Goal of the exercise:
What lines of the data below hold the string "player"? Copy each one.

(Web page and app entries)
· · · · ·
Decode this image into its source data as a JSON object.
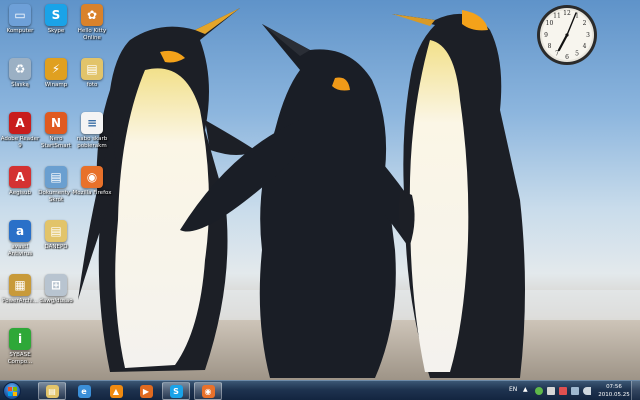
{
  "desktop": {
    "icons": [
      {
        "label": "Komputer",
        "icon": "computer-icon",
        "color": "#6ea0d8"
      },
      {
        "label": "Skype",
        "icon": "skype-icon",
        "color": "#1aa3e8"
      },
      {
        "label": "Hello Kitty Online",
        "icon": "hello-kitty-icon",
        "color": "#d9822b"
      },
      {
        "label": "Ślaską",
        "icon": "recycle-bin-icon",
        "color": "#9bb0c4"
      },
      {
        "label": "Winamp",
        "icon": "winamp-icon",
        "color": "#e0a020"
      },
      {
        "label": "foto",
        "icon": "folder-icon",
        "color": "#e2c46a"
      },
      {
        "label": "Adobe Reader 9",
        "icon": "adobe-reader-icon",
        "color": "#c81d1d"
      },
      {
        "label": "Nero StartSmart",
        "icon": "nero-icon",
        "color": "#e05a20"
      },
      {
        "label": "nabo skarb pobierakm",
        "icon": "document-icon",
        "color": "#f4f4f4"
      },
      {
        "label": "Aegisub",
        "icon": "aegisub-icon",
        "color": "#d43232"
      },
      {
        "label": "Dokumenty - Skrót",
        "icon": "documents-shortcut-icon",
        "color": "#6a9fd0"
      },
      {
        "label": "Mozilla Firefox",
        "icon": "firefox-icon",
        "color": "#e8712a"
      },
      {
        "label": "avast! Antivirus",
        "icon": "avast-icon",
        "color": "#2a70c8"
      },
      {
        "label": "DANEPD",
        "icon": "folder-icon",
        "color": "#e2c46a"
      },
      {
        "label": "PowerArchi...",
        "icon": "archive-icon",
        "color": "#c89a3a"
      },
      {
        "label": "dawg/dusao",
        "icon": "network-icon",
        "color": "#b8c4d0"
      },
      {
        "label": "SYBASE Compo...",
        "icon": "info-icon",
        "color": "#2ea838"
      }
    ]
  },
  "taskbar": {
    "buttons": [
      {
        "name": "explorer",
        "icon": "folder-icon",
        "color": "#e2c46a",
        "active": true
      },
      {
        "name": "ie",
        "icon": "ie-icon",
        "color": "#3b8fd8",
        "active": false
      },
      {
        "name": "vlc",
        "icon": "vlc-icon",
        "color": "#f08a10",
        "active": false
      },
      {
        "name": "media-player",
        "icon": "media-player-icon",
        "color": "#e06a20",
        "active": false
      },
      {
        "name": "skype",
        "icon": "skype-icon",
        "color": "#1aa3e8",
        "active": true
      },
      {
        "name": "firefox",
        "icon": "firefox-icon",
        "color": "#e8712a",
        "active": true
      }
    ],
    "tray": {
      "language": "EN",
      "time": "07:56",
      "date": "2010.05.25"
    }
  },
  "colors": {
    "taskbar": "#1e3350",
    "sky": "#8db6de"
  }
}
· · · · ·
Response for this exercise:
        "name": "media-player",
        "icon": "media-player-icon",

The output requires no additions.